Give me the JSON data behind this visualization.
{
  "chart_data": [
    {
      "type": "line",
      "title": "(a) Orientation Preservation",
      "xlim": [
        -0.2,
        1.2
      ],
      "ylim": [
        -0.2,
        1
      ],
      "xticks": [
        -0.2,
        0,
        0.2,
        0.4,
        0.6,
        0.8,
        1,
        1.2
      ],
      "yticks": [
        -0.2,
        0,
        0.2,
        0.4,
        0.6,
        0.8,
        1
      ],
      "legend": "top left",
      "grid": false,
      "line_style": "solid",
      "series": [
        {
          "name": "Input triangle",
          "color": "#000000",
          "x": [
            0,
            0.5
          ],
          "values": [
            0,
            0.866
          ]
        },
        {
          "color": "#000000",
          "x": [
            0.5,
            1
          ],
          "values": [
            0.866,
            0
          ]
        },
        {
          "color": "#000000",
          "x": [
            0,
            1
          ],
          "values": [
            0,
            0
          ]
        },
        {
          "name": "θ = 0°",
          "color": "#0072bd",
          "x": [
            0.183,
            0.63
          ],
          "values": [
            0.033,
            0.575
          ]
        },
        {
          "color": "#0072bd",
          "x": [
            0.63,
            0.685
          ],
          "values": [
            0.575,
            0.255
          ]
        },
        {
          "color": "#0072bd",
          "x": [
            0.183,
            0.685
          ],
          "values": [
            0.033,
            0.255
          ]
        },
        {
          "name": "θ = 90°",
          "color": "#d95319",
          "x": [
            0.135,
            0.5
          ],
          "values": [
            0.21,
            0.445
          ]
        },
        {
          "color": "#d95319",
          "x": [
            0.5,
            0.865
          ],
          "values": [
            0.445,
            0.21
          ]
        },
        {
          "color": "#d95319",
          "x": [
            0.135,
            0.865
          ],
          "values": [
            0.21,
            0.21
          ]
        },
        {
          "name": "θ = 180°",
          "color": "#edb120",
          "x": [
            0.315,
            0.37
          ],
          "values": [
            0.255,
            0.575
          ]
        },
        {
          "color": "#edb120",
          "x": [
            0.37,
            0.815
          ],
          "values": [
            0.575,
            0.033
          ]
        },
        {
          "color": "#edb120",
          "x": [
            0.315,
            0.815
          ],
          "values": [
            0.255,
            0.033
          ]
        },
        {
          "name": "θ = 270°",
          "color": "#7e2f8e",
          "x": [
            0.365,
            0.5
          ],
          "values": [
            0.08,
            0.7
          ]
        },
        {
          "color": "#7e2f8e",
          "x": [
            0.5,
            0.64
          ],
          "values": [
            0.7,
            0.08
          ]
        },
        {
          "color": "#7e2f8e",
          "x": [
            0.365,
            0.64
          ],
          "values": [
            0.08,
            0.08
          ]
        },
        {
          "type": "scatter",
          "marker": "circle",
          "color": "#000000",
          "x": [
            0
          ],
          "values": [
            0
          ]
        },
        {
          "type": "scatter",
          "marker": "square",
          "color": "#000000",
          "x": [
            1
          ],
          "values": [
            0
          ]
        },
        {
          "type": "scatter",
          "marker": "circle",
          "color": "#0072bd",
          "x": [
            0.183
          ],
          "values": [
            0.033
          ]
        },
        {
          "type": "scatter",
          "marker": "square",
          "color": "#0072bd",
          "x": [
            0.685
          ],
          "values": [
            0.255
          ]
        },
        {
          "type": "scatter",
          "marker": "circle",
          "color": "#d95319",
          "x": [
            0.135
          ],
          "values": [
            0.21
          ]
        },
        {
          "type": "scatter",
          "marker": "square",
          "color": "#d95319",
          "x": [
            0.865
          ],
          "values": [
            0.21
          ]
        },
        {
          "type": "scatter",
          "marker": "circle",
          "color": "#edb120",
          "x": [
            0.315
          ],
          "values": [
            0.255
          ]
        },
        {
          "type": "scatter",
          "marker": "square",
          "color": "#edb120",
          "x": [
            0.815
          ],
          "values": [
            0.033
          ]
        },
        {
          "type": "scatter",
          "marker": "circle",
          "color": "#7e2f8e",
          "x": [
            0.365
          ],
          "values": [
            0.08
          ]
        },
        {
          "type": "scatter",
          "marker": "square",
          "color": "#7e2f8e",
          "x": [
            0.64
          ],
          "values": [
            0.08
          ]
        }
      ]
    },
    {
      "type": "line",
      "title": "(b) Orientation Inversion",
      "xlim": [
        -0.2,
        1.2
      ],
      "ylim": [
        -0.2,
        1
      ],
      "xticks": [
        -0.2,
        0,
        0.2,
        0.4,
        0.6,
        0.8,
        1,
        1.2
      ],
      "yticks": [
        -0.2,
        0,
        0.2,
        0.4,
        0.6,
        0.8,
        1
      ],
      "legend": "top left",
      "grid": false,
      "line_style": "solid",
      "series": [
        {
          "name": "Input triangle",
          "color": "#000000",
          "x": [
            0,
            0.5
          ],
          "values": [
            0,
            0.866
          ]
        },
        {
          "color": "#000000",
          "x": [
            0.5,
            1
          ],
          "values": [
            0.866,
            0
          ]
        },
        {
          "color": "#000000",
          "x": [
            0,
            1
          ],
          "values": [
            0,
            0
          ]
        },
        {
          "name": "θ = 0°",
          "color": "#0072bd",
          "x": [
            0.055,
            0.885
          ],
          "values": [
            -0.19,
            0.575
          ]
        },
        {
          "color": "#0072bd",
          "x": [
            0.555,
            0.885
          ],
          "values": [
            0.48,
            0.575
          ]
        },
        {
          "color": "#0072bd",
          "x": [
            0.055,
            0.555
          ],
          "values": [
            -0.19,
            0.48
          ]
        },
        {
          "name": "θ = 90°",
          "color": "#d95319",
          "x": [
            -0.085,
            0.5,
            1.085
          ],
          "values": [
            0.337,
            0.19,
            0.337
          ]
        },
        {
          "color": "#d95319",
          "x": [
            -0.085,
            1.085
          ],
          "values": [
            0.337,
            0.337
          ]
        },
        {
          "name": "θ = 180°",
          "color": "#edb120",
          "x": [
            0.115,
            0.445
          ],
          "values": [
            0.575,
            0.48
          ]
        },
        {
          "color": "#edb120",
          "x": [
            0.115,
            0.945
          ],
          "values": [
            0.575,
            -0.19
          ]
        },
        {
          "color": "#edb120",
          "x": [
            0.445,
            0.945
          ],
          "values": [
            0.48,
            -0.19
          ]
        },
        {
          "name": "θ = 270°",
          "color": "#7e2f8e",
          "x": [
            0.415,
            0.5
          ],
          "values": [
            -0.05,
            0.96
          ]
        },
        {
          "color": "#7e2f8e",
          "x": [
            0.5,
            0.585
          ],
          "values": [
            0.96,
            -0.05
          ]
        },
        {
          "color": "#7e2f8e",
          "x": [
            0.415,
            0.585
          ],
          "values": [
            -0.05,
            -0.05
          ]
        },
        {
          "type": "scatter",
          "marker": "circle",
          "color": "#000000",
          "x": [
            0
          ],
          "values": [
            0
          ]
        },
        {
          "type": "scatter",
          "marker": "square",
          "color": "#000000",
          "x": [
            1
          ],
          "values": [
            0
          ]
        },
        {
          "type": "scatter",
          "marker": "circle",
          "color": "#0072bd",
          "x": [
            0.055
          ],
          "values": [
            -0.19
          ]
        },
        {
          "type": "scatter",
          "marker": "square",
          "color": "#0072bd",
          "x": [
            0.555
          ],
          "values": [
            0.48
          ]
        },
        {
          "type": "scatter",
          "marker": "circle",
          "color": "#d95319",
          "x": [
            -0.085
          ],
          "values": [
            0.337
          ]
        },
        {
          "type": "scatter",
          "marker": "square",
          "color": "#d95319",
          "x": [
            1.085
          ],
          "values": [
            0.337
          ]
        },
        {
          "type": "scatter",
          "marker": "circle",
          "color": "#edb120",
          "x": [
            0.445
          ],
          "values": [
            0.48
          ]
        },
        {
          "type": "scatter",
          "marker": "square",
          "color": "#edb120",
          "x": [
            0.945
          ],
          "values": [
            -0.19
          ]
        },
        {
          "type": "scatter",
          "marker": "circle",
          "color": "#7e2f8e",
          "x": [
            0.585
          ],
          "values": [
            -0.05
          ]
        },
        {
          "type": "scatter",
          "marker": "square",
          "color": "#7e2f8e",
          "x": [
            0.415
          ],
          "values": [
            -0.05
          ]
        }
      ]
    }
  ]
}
··········
### [Set problem]
Where a line contains "Orientation", copy that line.

### [Completed task]
      "title": "(a) Orientation Preservation",
      "title": "(b) Orientation Inversion",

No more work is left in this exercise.